* **What is being asked**: Reproduce all the entries exactly.

* **Given information**:
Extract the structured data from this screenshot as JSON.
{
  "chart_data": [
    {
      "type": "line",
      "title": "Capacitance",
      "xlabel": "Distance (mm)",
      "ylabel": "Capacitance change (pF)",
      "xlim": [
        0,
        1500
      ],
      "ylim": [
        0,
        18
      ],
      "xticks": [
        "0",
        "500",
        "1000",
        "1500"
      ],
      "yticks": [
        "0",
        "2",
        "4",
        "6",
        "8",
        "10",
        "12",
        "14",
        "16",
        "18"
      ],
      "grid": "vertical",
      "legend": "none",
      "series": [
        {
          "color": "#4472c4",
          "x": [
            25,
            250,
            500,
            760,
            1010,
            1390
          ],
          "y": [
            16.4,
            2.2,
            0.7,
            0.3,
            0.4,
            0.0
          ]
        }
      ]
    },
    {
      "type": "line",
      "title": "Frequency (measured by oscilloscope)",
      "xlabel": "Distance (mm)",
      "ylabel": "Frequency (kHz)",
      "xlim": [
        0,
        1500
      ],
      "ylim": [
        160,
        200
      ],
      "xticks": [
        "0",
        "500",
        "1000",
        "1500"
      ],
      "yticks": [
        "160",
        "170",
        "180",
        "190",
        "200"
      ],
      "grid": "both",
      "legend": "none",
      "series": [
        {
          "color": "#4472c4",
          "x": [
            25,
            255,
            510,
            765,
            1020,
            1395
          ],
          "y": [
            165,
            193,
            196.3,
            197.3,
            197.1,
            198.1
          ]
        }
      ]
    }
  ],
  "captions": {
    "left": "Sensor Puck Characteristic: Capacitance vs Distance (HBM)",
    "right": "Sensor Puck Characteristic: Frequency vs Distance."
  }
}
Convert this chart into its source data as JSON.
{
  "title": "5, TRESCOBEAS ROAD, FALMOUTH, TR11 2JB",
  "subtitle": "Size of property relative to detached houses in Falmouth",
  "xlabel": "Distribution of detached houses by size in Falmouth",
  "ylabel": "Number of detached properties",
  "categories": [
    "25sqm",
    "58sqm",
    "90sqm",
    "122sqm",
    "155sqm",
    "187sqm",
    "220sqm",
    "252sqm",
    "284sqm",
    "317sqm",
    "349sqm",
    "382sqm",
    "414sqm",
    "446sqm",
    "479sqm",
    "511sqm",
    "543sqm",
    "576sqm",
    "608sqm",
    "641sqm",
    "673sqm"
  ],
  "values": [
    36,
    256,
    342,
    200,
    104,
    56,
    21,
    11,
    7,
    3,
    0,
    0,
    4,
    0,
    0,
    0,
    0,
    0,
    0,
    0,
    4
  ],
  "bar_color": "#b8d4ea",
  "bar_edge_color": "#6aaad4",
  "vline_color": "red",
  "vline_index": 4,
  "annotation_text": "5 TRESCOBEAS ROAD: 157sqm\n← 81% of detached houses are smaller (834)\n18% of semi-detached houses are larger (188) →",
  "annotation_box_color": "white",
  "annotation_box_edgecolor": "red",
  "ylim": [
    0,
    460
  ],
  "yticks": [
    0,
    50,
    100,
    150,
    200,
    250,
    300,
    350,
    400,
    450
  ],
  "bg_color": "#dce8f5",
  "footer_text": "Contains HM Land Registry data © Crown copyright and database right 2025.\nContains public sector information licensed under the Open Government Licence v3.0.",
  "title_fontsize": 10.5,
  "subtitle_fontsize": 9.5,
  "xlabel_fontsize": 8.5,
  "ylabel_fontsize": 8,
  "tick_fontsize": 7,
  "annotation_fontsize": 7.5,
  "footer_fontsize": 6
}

* **Written solution**:
Extract the structured data from this screenshot as JSON.
{
  "chart_data": [
    {
      "type": "line",
      "title": "Capacitance",
      "xlabel": "Distance (mm)",
      "ylabel": "Capacitance change (pF)",
      "xlim": [
        0,
        1500
      ],
      "ylim": [
        0,
        18
      ],
      "xticks": [
        "0",
        "500",
        "1000",
        "1500"
      ],
      "yticks": [
        "0",
        "2",
        "4",
        "6",
        "8",
        "10",
        "12",
        "14",
        "16",
        "18"
      ],
      "grid": "vertical",
      "legend": "none",
      "series": [
        {
          "color": "#4472c4",
          "x": [
            25,
            250,
            500,
            760,
            1010,
            1390
          ],
          "y": [
            16.4,
            2.2,
            0.7,
            0.3,
            0.4,
            0.0
          ]
        }
      ]
    },
    {
      "type": "line",
      "title": "Frequency (measured by oscilloscope)",
      "xlabel": "Distance (mm)",
      "ylabel": "Frequency (kHz)",
      "xlim": [
        0,
        1500
      ],
      "ylim": [
        160,
        200
      ],
      "xticks": [
        "0",
        "500",
        "1000",
        "1500"
      ],
      "yticks": [
        "160",
        "170",
        "180",
        "190",
        "200"
      ],
      "grid": "both",
      "legend": "none",
      "series": [
        {
          "color": "#4472c4",
          "x": [
            25,
            255,
            510,
            765,
            1020,
            1395
          ],
          "y": [
            165,
            193,
            196.3,
            197.3,
            197.1,
            198.1
          ]
        }
      ]
    }
  ],
  "captions": {
    "left": "Sensor Puck Characteristic: Capacitance vs Distance (HBM)",
    "right": "Sensor Puck Characteristic: Frequency vs Distance."
  }
}
Convert this chart into its source data as JSON.
{
  "title": "5, TRESCOBEAS ROAD, FALMOUTH, TR11 2JB",
  "subtitle": "Size of property relative to detached houses in Falmouth",
  "xlabel": "Distribution of detached houses by size in Falmouth",
  "ylabel": "Number of detached properties",
  "categories": [
    "25sqm",
    "58sqm",
    "90sqm",
    "122sqm",
    "155sqm",
    "187sqm",
    "220sqm",
    "252sqm",
    "284sqm",
    "317sqm",
    "349sqm",
    "382sqm",
    "414sqm",
    "446sqm",
    "479sqm",
    "511sqm",
    "543sqm",
    "576sqm",
    "608sqm",
    "641sqm",
    "673sqm"
  ],
  "values": [
    36,
    256,
    342,
    200,
    104,
    56,
    21,
    11,
    7,
    3,
    0,
    0,
    4,
    0,
    0,
    0,
    0,
    0,
    0,
    0,
    4
  ],
  "bar_color": "#b8d4ea",
  "bar_edge_color": "#6aaad4",
  "vline_color": "red",
  "vline_index": 4,
  "annotation_text": "5 TRESCOBEAS ROAD: 157sqm\n← 81% of detached houses are smaller (834)\n18% of semi-detached houses are larger (188) →",
  "annotation_box_color": "white",
  "annotation_box_edgecolor": "red",
  "ylim": [
    0,
    460
  ],
  "yticks": [
    0,
    50,
    100,
    150,
    200,
    250,
    300,
    350,
    400,
    450
  ],
  "bg_color": "#dce8f5",
  "footer_text": "Contains HM Land Registry data © Crown copyright and database right 2025.\nContains public sector information licensed under the Open Government Licence v3.0.",
  "title_fontsize": 10.5,
  "subtitle_fontsize": 9.5,
  "xlabel_fontsize": 8.5,
  "ylabel_fontsize": 8,
  "tick_fontsize": 7,
  "annotation_fontsize": 7.5,
  "footer_fontsize": 6
}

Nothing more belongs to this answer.